• Short exercise
Find every line with the word "value" and report how many there are, without any other text.
━━━━━ Data excerpts
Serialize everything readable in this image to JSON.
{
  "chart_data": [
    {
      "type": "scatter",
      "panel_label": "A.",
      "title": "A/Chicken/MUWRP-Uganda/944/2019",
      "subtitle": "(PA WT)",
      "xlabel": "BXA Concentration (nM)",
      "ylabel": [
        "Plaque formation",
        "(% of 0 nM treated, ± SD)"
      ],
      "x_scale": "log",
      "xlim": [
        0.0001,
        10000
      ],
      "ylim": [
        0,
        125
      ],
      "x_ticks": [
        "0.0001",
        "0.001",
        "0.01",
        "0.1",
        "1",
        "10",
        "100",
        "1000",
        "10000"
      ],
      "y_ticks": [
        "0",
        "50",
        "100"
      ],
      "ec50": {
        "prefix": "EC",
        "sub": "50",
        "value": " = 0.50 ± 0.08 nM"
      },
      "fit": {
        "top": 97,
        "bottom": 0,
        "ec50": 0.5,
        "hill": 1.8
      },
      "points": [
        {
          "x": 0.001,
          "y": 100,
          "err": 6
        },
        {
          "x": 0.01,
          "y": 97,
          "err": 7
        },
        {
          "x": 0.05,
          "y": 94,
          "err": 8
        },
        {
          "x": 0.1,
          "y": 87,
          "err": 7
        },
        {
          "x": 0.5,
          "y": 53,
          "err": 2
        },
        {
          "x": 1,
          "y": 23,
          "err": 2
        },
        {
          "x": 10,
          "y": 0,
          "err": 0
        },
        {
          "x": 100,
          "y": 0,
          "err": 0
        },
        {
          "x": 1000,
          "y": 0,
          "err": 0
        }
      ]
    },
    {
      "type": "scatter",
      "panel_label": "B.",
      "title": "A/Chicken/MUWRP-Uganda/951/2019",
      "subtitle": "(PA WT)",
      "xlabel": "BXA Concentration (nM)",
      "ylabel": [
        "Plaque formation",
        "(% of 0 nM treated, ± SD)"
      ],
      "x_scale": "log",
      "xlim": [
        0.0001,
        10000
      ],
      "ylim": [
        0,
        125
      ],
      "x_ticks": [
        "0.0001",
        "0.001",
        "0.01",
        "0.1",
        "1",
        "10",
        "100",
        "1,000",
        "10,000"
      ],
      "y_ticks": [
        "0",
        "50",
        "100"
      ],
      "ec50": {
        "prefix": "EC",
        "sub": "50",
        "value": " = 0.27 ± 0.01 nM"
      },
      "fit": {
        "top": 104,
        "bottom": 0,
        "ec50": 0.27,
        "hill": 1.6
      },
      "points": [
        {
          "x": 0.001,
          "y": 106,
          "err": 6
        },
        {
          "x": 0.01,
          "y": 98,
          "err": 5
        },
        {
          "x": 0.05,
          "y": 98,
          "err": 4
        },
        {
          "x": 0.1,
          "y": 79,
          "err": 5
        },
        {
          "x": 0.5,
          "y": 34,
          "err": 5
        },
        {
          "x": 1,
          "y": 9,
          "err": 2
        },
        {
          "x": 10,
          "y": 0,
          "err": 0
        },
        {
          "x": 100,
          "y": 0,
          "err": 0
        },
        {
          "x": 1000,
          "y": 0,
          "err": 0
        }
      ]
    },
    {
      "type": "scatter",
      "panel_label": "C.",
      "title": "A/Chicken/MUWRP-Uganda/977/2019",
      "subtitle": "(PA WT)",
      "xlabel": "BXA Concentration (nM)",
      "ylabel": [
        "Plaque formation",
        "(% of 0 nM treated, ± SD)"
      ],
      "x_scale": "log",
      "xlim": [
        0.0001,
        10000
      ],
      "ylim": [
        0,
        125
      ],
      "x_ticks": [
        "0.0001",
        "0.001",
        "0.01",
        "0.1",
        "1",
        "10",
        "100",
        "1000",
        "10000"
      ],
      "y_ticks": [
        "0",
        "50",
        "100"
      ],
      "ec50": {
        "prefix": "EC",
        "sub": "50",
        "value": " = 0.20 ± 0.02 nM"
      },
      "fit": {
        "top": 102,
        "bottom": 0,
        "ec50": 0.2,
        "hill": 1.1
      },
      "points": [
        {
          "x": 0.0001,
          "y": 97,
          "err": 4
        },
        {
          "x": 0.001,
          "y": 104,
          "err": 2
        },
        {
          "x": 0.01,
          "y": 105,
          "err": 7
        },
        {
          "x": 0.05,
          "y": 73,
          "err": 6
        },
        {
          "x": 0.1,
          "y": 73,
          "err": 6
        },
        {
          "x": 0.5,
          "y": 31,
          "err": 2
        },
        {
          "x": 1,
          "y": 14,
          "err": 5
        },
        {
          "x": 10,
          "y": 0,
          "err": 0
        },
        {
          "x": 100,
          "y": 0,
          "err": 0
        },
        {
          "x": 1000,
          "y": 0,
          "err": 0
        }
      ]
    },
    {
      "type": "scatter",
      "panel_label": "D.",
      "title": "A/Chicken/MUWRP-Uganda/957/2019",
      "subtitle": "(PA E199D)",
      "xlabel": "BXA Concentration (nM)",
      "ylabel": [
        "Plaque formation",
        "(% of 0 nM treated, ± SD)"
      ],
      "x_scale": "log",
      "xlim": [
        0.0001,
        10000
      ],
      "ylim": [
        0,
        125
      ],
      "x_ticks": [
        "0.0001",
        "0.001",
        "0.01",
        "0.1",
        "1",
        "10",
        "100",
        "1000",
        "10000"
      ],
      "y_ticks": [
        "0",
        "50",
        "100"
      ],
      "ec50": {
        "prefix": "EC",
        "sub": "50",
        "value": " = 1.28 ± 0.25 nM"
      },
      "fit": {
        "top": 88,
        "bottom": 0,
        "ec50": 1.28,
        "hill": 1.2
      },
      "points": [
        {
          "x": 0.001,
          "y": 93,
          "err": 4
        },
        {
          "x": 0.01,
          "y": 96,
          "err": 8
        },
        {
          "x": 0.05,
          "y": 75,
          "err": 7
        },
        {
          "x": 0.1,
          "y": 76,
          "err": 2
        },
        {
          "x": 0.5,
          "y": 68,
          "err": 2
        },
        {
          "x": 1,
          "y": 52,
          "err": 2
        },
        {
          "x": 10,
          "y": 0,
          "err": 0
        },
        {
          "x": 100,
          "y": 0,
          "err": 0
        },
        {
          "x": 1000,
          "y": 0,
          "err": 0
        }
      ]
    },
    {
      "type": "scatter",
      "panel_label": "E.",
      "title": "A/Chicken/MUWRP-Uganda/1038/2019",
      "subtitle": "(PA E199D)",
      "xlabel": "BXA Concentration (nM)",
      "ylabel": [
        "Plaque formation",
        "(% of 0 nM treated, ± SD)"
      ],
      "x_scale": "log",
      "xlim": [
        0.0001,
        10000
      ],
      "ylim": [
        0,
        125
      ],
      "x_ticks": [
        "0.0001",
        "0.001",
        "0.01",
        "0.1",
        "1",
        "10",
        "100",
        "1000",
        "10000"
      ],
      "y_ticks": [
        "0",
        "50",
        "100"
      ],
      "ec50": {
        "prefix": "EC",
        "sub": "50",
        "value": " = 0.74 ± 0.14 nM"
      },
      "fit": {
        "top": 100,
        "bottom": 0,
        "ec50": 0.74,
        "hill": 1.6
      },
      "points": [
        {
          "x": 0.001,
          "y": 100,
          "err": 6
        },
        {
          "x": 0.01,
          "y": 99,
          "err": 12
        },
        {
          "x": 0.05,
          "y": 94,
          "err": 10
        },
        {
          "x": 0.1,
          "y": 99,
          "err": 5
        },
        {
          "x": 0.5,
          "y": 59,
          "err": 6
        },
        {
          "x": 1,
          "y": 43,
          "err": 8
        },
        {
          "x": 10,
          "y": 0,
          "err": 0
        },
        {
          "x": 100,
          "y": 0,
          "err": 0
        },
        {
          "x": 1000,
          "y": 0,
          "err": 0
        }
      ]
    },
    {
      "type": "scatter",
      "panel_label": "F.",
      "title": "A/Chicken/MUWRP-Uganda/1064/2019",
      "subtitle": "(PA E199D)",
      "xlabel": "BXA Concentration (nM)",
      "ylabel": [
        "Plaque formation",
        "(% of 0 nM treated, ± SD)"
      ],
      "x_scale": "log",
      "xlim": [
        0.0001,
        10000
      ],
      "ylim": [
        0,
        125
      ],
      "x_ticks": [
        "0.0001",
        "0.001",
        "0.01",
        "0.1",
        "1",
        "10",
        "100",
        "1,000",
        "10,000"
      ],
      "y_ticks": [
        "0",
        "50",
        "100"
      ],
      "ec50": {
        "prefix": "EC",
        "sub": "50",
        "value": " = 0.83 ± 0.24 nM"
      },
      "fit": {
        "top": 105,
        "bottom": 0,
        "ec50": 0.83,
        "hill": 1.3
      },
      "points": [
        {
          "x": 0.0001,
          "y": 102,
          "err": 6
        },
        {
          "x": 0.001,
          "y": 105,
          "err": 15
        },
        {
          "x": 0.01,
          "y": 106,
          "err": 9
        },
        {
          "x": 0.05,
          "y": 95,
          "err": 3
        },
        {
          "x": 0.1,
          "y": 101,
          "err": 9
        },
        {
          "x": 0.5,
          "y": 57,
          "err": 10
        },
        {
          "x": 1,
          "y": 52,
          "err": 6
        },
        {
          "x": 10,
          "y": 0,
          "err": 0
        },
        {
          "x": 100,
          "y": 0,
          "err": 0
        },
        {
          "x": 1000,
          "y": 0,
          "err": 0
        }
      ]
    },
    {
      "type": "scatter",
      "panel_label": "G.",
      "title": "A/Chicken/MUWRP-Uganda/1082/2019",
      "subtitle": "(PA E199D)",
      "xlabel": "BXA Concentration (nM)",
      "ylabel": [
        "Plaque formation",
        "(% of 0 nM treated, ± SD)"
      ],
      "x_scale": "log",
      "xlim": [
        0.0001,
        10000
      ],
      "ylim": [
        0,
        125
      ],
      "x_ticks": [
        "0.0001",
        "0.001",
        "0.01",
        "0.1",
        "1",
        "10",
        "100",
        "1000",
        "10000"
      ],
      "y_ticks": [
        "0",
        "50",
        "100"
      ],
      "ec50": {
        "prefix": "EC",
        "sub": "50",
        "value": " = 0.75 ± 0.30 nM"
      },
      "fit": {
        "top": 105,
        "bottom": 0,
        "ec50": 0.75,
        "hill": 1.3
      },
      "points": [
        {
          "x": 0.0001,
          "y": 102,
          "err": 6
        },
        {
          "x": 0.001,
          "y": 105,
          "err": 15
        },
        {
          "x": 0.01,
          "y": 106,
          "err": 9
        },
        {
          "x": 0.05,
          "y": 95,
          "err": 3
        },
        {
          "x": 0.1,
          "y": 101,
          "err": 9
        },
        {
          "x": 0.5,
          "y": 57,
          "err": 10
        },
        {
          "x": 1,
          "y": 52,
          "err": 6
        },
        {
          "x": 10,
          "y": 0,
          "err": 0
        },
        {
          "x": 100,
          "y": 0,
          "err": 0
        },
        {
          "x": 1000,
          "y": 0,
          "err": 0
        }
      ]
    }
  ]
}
━━━━━━━━━━
• Answer for the task
7